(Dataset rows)
= = = = =
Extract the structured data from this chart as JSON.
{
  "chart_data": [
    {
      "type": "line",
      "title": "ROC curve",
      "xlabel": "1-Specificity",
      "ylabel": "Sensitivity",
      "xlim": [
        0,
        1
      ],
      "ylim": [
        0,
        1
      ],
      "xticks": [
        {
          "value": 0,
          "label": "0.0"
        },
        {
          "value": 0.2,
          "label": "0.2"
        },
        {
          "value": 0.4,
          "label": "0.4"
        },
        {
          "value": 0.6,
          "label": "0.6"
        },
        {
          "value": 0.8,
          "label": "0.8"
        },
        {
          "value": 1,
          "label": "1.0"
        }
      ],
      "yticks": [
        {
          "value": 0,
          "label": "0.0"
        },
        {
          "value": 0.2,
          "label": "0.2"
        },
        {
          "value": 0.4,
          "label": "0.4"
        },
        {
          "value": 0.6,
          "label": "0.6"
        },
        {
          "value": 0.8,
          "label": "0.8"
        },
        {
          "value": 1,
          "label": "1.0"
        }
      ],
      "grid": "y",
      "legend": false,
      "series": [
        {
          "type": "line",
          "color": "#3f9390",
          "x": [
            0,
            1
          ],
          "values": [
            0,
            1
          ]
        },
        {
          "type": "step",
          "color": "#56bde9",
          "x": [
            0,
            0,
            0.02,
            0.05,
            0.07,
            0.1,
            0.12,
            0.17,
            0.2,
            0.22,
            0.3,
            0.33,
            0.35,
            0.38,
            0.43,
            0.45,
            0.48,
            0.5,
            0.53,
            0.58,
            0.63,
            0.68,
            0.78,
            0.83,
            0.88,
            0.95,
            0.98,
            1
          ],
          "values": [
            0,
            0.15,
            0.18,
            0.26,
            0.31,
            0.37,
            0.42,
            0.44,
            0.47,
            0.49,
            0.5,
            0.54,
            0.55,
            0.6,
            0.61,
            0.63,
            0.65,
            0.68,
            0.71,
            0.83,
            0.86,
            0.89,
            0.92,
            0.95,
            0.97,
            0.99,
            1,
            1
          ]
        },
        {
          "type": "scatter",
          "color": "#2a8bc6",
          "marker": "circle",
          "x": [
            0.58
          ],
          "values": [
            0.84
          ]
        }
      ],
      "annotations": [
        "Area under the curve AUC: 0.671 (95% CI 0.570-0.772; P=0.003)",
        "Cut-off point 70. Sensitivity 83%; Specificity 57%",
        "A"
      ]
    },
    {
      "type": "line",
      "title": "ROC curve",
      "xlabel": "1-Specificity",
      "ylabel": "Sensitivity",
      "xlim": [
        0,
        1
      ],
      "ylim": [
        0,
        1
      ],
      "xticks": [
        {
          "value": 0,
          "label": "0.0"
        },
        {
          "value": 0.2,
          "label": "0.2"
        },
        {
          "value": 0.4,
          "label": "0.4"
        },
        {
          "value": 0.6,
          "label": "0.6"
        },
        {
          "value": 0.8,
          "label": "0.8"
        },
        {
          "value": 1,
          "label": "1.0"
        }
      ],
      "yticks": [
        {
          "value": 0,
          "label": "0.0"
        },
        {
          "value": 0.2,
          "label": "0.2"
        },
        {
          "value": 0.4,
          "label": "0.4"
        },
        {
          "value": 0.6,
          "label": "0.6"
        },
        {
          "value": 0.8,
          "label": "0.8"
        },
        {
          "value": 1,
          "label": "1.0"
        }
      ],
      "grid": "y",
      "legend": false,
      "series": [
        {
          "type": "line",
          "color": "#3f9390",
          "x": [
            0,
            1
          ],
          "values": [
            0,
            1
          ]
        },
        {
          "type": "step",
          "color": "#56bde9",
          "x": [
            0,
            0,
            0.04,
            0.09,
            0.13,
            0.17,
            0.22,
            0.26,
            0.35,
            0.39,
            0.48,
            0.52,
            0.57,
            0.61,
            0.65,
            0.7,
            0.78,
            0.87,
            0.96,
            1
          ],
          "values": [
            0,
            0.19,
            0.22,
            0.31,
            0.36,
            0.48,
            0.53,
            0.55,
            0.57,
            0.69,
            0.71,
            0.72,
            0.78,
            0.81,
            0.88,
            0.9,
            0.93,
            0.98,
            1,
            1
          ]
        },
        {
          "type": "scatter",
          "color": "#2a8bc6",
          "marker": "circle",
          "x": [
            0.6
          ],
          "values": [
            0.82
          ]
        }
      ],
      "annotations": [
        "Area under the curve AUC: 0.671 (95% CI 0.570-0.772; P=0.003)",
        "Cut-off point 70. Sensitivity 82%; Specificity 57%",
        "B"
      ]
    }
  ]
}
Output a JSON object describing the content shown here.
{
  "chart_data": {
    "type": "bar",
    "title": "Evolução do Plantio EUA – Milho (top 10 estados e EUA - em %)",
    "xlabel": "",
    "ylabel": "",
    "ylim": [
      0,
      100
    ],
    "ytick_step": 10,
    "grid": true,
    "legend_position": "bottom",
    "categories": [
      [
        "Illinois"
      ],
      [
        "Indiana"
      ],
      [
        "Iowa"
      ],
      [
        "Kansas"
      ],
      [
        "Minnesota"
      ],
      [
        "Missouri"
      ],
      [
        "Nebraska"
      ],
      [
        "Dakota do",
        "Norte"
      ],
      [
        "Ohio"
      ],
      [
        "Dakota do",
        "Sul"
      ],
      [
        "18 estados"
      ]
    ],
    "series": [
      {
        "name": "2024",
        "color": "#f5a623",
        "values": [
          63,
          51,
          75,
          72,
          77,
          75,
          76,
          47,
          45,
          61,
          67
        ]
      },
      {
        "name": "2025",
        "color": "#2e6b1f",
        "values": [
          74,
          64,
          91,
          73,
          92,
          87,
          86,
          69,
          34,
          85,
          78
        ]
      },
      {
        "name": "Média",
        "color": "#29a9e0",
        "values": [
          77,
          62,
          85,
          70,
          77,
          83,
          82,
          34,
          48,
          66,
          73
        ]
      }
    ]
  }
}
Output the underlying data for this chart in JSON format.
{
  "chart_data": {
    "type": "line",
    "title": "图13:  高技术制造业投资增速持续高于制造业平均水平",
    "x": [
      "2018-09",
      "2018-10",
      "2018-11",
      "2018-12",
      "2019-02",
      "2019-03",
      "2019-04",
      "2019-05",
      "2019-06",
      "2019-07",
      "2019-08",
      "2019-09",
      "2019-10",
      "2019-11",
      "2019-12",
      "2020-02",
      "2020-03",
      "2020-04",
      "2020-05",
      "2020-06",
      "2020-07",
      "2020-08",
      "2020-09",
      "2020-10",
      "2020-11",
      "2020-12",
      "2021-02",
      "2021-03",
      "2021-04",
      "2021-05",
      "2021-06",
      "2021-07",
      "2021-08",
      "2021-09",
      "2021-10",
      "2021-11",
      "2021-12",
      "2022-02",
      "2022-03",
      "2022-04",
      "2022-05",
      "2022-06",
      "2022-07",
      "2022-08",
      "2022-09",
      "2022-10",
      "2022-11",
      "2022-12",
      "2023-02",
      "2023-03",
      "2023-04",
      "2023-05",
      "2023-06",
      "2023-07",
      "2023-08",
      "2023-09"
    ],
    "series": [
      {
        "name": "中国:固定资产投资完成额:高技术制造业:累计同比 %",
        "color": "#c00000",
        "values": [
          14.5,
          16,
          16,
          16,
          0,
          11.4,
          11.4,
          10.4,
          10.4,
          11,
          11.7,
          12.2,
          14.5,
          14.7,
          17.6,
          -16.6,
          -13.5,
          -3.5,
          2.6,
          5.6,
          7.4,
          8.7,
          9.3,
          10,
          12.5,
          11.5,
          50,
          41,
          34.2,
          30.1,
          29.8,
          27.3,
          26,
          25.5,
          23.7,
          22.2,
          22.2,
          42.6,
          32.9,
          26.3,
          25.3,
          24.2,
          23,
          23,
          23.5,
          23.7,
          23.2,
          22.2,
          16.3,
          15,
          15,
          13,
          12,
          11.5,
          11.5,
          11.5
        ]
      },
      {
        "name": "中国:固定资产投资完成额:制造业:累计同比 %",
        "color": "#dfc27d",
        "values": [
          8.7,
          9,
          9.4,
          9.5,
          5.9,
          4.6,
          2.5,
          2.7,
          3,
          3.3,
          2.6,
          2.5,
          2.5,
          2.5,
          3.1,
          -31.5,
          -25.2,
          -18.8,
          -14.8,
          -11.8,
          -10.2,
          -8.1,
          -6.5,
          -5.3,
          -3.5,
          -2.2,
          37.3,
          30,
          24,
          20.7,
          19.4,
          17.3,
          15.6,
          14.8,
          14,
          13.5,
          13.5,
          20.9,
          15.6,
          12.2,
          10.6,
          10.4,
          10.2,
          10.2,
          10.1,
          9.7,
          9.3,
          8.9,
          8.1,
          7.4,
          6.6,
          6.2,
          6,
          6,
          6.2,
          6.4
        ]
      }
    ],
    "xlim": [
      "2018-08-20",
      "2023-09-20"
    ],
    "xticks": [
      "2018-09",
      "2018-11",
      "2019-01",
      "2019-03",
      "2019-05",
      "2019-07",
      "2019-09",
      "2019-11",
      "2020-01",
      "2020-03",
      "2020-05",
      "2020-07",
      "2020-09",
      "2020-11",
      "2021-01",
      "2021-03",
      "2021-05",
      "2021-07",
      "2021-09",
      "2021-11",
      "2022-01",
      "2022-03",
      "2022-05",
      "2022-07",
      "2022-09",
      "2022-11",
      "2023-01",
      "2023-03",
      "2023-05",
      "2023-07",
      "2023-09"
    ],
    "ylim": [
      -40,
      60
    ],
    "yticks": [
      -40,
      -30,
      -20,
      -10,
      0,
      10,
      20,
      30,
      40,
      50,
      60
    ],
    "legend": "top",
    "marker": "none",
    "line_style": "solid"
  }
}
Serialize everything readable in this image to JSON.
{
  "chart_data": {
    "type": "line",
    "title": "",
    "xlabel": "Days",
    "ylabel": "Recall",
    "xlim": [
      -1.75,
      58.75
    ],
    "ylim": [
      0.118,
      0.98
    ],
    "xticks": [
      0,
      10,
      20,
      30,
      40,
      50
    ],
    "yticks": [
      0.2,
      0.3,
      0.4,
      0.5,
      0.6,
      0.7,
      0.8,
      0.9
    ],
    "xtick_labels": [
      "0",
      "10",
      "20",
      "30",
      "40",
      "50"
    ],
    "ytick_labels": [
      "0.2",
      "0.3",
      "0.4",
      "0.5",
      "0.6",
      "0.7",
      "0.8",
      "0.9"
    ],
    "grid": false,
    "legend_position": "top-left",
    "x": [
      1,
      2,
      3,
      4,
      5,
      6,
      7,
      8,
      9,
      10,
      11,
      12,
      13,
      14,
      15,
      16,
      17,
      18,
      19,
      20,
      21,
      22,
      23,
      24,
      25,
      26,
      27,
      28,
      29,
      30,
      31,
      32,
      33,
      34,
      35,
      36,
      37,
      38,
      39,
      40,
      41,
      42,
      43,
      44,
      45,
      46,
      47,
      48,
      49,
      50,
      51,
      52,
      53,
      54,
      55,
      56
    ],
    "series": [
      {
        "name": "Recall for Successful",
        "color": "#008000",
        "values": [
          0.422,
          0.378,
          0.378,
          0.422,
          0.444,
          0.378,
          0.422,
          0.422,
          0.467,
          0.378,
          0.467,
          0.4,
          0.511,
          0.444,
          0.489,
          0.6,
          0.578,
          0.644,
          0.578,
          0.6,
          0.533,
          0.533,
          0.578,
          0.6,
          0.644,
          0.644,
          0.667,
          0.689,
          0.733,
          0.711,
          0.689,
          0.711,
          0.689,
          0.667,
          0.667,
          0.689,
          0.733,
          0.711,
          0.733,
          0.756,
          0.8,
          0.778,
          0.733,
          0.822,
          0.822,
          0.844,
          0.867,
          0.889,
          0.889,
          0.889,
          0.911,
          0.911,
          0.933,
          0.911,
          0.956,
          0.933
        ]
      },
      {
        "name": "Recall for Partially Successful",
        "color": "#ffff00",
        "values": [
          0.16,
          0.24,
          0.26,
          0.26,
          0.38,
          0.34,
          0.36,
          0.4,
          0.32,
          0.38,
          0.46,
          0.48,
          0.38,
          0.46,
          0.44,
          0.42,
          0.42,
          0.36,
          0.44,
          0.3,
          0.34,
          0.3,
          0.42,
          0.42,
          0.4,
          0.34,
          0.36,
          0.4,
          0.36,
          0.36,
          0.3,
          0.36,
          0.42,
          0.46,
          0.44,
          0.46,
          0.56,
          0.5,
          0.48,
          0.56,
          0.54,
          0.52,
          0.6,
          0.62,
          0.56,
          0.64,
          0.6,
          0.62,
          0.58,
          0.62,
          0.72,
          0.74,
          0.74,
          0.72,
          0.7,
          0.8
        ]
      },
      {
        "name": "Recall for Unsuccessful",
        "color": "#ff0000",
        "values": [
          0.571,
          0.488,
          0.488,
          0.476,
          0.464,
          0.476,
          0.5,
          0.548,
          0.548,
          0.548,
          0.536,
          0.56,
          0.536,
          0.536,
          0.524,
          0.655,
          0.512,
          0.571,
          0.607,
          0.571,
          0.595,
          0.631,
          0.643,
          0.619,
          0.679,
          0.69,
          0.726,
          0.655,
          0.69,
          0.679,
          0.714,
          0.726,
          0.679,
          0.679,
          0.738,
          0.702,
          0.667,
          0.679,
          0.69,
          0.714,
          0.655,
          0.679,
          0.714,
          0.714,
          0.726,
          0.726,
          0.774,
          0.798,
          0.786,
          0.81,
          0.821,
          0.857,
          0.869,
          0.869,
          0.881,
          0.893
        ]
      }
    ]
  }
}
= = = = =
> Work to be completed
Look through the entries above and report each line where the string "title" occurs.

> Output of the task
      "title": "ROC curve",
      "title": "ROC curve",
    "title": "Evolução do Plantio EUA – Milho (top 10 estados e EUA - em %)",
    "title": "图13:  高技术制造业投资增速持续高于制造业平均水平",
    "title": "",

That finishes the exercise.